Extract each line from the entries below that has the string "Employees" in it.

*** Stored records ***

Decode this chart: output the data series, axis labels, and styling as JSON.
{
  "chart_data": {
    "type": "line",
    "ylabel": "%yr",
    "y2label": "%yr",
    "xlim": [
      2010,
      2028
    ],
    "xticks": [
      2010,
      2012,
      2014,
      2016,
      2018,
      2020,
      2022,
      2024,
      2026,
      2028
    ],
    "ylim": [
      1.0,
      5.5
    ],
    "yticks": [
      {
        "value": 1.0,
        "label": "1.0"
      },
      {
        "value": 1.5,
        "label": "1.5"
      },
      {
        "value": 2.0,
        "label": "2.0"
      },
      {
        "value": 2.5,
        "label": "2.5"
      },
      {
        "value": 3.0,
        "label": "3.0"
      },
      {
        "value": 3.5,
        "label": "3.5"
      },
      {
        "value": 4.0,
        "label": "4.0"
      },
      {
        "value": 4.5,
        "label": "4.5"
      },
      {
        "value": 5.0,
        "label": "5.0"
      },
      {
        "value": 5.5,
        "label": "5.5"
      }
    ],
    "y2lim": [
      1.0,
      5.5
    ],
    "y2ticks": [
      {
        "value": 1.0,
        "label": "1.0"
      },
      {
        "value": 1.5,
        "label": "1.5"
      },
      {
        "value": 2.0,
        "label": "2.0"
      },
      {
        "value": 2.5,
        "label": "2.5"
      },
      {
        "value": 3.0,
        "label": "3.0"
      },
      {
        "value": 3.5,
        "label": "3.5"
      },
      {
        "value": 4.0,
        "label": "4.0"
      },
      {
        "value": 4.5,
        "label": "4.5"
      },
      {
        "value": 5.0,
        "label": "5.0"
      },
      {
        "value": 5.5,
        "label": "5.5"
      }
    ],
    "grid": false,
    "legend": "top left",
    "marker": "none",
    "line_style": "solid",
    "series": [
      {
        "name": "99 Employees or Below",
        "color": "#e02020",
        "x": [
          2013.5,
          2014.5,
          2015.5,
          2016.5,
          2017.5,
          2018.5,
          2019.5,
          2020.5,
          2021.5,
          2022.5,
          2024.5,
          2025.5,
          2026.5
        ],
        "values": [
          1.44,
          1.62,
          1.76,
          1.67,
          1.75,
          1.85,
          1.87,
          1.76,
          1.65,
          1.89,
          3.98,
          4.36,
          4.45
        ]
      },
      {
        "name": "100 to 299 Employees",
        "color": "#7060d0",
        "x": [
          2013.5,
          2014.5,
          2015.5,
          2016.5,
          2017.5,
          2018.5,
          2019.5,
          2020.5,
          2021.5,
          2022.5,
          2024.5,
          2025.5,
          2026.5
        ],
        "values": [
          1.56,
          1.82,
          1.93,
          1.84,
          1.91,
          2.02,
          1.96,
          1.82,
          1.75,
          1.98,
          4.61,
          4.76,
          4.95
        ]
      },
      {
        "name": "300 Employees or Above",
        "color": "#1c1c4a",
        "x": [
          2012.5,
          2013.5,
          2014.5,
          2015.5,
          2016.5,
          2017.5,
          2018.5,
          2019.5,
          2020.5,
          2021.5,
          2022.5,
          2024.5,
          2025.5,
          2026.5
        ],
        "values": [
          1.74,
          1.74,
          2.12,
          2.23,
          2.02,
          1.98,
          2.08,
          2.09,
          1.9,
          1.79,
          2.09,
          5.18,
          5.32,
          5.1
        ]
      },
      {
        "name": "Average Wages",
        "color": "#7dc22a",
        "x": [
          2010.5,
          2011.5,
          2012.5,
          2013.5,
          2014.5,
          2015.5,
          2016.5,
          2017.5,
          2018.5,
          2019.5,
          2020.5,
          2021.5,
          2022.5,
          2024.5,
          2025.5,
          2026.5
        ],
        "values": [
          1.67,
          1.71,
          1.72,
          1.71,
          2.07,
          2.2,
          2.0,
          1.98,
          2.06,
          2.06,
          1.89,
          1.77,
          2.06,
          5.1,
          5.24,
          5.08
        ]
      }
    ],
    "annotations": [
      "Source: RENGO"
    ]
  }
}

***

» Result of this exercise:
        "name": "99 Employees or Below",
        "name": "100 to 299 Employees",
        "name": "300 Employees or Above",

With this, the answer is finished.